__Exercise details__: Only the pictures are to be left out; return the rest of the data exactly as it stands.

(Beginning of Dataset records)

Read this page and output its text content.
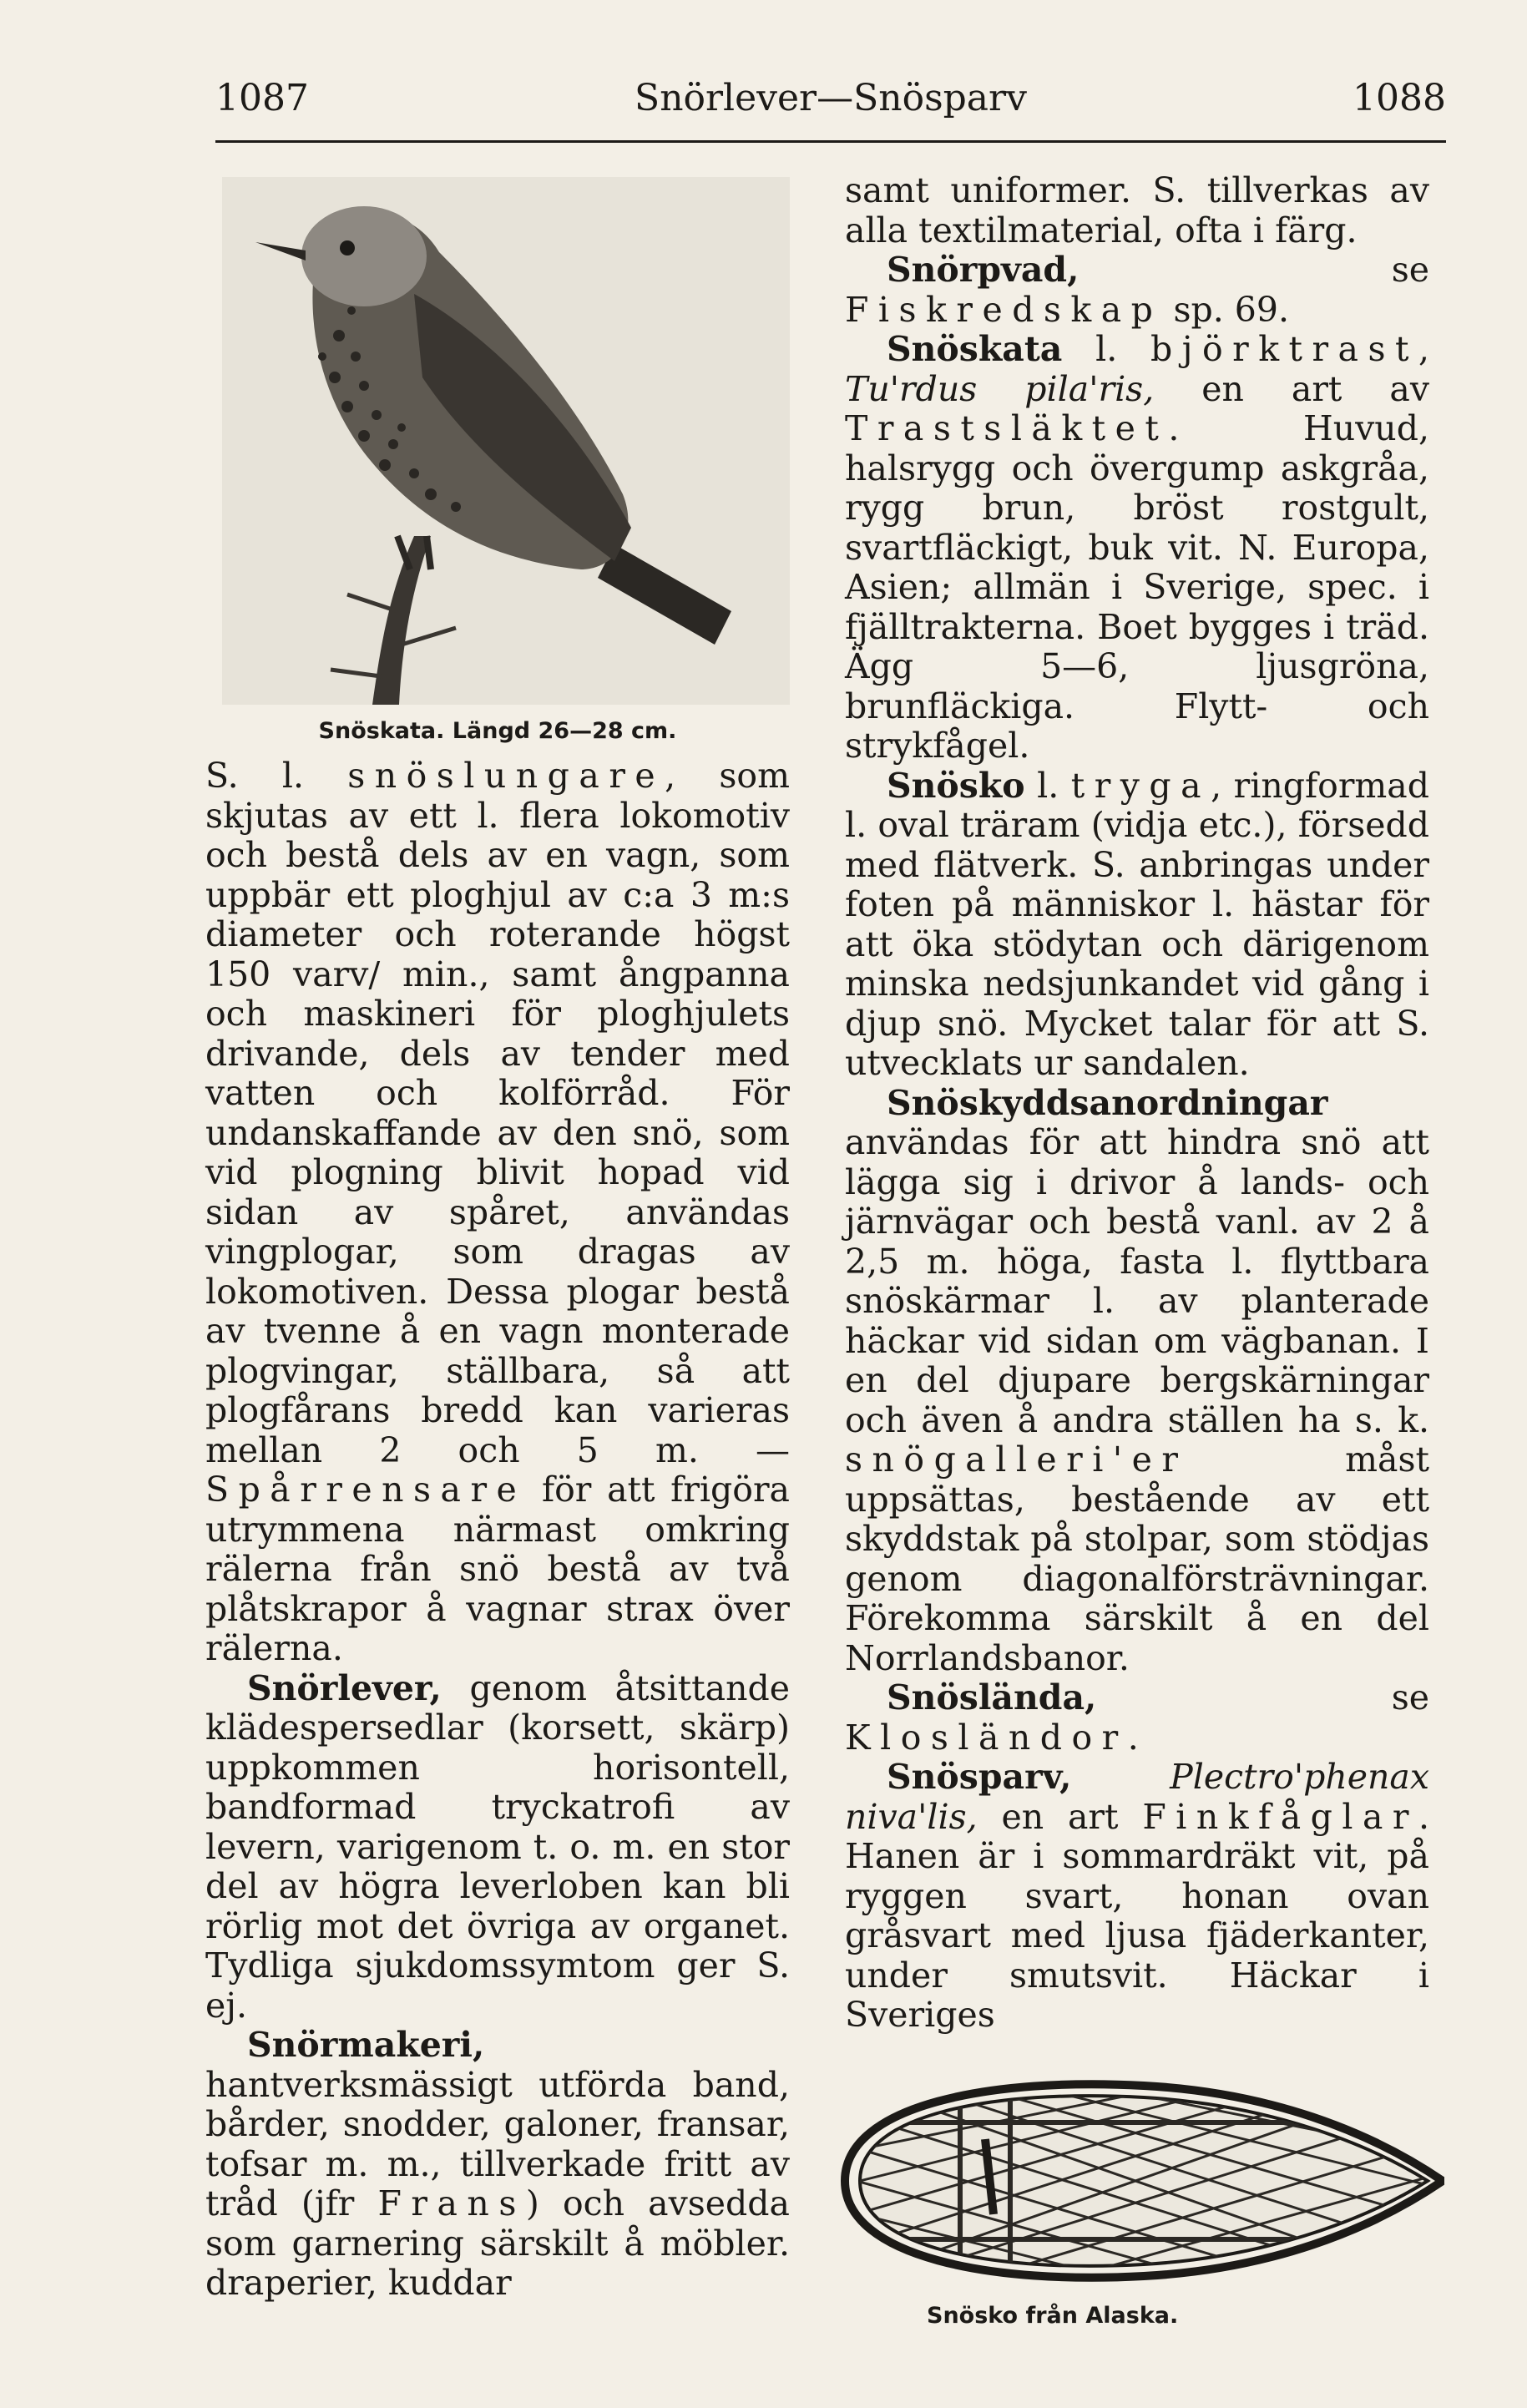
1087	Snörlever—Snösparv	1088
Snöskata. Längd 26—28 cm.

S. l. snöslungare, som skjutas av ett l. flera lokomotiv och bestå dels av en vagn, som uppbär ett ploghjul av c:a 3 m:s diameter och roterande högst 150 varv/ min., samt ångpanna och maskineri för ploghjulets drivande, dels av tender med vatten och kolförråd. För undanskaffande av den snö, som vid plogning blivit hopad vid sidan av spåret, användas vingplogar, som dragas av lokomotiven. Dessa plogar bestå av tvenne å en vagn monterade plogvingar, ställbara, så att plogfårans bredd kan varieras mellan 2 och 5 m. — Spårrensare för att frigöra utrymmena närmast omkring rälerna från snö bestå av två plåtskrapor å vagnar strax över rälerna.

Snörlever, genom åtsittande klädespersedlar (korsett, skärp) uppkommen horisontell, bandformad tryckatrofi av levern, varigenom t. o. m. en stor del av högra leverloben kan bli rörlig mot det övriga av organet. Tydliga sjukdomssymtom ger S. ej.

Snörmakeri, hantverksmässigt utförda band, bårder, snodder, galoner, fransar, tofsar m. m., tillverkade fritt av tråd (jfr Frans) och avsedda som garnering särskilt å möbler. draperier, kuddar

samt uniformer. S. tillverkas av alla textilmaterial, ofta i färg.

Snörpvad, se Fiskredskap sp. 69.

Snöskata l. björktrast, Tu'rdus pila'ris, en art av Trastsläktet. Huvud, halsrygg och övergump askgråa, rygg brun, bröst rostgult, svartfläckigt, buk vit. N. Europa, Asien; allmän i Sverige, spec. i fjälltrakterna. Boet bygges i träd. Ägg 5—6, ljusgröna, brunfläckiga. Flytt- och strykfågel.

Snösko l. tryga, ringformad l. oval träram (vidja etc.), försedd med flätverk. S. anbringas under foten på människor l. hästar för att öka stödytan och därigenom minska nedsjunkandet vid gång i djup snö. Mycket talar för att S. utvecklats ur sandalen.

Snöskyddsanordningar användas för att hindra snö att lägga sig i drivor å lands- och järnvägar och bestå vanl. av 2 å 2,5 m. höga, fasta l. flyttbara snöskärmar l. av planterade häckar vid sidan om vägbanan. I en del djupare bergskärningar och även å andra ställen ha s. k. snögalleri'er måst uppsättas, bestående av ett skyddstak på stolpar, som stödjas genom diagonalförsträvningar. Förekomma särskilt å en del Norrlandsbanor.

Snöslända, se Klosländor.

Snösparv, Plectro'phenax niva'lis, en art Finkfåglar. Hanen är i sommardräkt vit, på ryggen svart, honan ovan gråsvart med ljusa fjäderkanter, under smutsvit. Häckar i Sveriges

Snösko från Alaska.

(End of Dataset records)

__Exercise answer__:
Read this page and output its text content.
1087	Snörlever—Snösparv	1088
Snöskata. Längd 26—28 cm.

S. l. snöslungare, som skjutas av ett l. flera lokomotiv och bestå dels av en vagn, som uppbär ett ploghjul av c:a 3 m:s diameter och roterande högst 150 varv/ min., samt ångpanna och maskineri för ploghjulets drivande, dels av tender med vatten och kolförråd. För undanskaffande av den snö, som vid plogning blivit hopad vid sidan av spåret, användas vingplogar, som dragas av lokomotiven. Dessa plogar bestå av tvenne å en vagn monterade plogvingar, ställbara, så att plogfårans bredd kan varieras mellan 2 och 5 m. — Spårrensare för att frigöra utrymmena närmast omkring rälerna från snö bestå av två plåtskrapor å vagnar strax över rälerna.

Snörlever, genom åtsittande klädespersedlar (korsett, skärp) uppkommen horisontell, bandformad tryckatrofi av levern, varigenom t. o. m. en stor del av högra leverloben kan bli rörlig mot det övriga av organet. Tydliga sjukdomssymtom ger S. ej.

Snörmakeri, hantverksmässigt utförda band, bårder, snodder, galoner, fransar, tofsar m. m., tillverkade fritt av tråd (jfr Frans) och avsedda som garnering särskilt å möbler. draperier, kuddar

samt uniformer. S. tillverkas av alla textilmaterial, ofta i färg.

Snörpvad, se Fiskredskap sp. 69.

Snöskata l. björktrast, Tu'rdus pila'ris, en art av Trastsläktet. Huvud, halsrygg och övergump askgråa, rygg brun, bröst rostgult, svartfläckigt, buk vit. N. Europa, Asien; allmän i Sverige, spec. i fjälltrakterna. Boet bygges i träd. Ägg 5—6, ljusgröna, brunfläckiga. Flytt- och strykfågel.

Snösko l. tryga, ringformad l. oval träram (vidja etc.), försedd med flätverk. S. anbringas under foten på människor l. hästar för att öka stödytan och därigenom minska nedsjunkandet vid gång i djup snö. Mycket talar för att S. utvecklats ur sandalen.

Snöskyddsanordningar användas för att hindra snö att lägga sig i drivor å lands- och järnvägar och bestå vanl. av 2 å 2,5 m. höga, fasta l. flyttbara snöskärmar l. av planterade häckar vid sidan om vägbanan. I en del djupare bergskärningar och även å andra ställen ha s. k. snögalleri'er måst uppsättas, bestående av ett skyddstak på stolpar, som stödjas genom diagonalförsträvningar. Förekomma särskilt å en del Norrlandsbanor.

Snöslända, se Klosländor.

Snösparv, Plectro'phenax niva'lis, en art Finkfåglar. Hanen är i sommardräkt vit, på ryggen svart, honan ovan gråsvart med ljusa fjäderkanter, under smutsvit. Häckar i Sveriges

Snösko från Alaska.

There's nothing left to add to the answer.